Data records
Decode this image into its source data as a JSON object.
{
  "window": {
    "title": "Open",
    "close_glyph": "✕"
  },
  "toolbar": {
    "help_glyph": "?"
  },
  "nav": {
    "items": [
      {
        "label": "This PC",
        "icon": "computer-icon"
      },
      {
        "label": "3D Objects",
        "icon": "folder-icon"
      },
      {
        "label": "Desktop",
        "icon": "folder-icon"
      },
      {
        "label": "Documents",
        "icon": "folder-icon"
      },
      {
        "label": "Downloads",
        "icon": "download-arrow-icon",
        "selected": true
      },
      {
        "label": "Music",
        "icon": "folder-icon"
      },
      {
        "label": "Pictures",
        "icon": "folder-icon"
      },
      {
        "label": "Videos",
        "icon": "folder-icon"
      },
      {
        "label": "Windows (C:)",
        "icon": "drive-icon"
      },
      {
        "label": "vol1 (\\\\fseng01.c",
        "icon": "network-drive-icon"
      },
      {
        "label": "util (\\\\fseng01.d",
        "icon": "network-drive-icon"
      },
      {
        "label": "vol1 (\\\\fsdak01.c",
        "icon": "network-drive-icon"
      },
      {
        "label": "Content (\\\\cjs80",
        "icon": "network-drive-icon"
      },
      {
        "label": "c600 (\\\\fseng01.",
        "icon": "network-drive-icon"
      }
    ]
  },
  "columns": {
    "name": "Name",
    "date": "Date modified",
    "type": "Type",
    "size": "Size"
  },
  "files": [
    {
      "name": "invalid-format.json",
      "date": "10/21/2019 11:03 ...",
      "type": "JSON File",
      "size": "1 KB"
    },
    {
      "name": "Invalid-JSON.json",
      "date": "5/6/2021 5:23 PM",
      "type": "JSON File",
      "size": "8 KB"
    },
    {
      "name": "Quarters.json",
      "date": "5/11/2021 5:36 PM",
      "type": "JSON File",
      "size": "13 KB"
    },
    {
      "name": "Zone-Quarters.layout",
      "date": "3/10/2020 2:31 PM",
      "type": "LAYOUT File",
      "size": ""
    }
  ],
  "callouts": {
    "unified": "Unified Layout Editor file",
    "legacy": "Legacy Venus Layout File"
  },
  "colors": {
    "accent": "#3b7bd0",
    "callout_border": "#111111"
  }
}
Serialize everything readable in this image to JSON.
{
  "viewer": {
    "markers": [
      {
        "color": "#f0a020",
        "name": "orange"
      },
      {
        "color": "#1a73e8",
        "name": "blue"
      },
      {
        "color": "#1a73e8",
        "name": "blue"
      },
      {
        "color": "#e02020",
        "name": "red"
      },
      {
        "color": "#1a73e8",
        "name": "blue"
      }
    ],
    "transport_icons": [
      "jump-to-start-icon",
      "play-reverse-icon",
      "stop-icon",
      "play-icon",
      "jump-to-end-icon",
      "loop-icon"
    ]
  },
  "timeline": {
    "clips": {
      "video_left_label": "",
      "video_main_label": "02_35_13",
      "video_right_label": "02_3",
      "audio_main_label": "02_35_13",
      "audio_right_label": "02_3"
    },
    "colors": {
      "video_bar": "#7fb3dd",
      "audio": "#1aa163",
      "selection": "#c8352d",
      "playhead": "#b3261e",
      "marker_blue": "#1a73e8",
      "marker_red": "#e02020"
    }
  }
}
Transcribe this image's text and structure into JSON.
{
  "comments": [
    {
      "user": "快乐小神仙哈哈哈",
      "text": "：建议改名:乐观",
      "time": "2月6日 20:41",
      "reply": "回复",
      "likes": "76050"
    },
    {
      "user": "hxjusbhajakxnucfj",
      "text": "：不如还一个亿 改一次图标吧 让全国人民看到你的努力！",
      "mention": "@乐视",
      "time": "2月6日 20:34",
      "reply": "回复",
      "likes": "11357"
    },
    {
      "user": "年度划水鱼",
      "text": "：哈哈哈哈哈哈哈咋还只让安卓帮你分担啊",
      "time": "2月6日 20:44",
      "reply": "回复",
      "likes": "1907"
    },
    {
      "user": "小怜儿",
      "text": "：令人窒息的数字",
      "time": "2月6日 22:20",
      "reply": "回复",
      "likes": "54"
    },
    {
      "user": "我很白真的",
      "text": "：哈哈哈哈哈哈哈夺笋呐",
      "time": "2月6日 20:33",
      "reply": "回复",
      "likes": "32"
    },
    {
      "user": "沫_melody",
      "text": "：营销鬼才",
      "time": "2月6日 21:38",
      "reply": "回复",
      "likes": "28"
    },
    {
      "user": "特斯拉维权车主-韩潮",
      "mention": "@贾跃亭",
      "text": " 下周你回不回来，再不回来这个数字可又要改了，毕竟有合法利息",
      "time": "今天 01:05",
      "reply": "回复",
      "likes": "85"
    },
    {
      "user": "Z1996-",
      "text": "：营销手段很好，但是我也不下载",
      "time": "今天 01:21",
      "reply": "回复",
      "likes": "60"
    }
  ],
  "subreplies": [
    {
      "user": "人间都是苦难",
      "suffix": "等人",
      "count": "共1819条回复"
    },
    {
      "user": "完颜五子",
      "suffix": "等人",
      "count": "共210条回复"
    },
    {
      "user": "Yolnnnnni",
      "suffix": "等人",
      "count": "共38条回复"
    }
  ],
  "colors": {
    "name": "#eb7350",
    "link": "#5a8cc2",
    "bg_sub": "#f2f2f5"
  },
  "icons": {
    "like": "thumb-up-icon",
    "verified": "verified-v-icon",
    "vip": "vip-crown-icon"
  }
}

INSTRUCTIONS FOR THE TASK
Read through the entries and copy every line that includes "Quarters".

WORKED ANSWER
      "name": "Quarters.json",
      "name": "Zone-Quarters.layout",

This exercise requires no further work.